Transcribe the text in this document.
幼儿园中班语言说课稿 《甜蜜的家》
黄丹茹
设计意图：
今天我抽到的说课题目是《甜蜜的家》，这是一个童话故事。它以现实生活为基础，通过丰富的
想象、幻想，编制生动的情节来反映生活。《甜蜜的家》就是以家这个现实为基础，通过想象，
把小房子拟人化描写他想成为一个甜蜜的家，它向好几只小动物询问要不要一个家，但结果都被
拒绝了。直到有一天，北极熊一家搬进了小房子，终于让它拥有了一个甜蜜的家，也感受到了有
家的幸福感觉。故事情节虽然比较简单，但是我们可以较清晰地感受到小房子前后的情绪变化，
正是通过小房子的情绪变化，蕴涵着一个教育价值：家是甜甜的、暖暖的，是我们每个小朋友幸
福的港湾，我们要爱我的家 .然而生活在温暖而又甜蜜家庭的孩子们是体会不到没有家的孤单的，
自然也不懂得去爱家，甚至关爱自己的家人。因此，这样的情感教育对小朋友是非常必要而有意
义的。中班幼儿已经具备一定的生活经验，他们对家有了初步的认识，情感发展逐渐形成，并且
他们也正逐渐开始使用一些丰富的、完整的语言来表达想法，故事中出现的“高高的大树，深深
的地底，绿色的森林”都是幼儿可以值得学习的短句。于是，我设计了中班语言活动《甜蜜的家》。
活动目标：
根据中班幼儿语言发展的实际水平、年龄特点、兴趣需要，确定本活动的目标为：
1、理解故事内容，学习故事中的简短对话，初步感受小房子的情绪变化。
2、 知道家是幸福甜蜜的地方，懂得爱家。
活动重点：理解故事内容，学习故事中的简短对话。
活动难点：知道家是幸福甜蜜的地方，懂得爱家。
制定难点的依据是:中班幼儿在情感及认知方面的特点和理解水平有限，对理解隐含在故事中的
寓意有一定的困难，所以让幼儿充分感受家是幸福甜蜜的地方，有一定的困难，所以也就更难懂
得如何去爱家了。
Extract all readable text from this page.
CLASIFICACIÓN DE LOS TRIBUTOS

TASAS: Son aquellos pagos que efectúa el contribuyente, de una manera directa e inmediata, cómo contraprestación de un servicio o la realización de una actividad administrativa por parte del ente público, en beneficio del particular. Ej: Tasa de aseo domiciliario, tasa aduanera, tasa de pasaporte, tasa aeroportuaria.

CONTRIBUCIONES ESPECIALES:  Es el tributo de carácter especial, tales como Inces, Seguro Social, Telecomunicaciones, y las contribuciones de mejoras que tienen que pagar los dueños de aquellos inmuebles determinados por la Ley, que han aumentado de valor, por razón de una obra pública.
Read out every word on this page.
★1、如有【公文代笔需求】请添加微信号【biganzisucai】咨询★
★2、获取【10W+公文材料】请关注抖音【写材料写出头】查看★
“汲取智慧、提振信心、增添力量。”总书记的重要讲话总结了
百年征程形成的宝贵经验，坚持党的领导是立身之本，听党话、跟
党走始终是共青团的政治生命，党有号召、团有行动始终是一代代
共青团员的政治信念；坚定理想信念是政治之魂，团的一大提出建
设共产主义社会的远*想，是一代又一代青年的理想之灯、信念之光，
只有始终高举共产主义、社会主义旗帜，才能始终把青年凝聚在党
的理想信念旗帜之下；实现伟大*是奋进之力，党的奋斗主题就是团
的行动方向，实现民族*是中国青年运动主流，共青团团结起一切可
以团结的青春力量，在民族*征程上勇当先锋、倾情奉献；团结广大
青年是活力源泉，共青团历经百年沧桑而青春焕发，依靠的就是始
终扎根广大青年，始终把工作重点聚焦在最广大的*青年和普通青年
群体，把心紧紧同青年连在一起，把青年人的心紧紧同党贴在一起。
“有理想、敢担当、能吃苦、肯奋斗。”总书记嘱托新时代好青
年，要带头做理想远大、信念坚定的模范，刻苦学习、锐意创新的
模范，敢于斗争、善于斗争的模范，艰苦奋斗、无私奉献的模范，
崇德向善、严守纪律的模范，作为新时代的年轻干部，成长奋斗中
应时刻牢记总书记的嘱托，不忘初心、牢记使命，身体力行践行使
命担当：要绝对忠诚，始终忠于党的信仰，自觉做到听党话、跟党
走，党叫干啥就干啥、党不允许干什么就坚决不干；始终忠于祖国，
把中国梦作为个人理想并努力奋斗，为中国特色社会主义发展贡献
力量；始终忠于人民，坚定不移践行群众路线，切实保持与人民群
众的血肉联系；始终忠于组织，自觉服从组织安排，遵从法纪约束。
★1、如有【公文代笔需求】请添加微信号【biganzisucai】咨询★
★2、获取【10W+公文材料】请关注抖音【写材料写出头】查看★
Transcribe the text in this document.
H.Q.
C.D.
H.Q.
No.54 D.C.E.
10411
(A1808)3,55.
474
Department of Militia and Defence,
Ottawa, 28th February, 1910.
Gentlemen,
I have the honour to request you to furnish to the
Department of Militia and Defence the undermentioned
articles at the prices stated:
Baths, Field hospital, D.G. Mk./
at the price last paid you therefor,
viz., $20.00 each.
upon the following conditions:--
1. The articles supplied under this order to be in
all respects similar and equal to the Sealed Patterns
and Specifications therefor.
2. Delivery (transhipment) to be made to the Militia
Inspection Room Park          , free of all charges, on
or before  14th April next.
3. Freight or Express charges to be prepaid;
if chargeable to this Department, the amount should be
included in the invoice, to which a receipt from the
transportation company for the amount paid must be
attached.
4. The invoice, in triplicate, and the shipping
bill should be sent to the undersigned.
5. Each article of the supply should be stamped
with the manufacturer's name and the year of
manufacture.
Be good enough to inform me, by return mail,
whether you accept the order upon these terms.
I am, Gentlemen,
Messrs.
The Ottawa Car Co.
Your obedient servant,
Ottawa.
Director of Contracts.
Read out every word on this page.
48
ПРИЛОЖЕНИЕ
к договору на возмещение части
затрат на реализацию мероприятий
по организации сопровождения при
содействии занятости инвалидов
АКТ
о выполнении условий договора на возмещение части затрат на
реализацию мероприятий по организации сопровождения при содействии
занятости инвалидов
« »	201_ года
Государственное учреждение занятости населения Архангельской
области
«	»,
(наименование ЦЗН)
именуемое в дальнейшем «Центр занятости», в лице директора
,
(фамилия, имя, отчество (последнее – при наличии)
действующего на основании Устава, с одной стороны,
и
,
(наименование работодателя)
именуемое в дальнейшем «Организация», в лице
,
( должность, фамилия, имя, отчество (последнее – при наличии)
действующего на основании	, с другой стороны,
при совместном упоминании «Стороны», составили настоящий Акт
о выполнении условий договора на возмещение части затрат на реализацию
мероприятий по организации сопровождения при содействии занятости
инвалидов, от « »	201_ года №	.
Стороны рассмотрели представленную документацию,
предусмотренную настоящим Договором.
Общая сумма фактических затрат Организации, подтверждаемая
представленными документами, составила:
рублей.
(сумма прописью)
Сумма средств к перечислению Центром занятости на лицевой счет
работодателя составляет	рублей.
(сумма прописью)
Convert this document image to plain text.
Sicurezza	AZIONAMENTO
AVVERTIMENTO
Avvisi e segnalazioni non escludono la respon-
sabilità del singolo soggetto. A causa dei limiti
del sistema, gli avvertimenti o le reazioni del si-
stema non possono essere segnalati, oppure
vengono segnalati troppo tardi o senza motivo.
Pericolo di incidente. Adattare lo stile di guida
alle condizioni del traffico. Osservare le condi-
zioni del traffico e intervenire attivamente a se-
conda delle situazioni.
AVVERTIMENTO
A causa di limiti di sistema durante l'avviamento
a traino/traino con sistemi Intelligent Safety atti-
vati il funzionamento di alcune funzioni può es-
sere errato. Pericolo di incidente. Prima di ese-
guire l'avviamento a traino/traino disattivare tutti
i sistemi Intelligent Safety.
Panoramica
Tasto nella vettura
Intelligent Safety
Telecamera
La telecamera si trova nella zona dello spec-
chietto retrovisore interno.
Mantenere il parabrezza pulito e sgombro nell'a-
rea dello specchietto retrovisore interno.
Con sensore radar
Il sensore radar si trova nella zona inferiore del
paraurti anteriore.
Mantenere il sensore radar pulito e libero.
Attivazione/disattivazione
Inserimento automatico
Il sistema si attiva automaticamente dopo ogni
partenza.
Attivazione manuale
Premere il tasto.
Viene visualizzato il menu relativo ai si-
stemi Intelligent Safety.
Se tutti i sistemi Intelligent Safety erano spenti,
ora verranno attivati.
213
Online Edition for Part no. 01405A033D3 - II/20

> **Given instruction**
Copy whichever lines in the listing above contain the word "последнее".

> **Answer to this problem**
(фамилия, имя, отчество (последнее – при наличии)
( должность, фамилия, имя, отчество (последнее – при наличии)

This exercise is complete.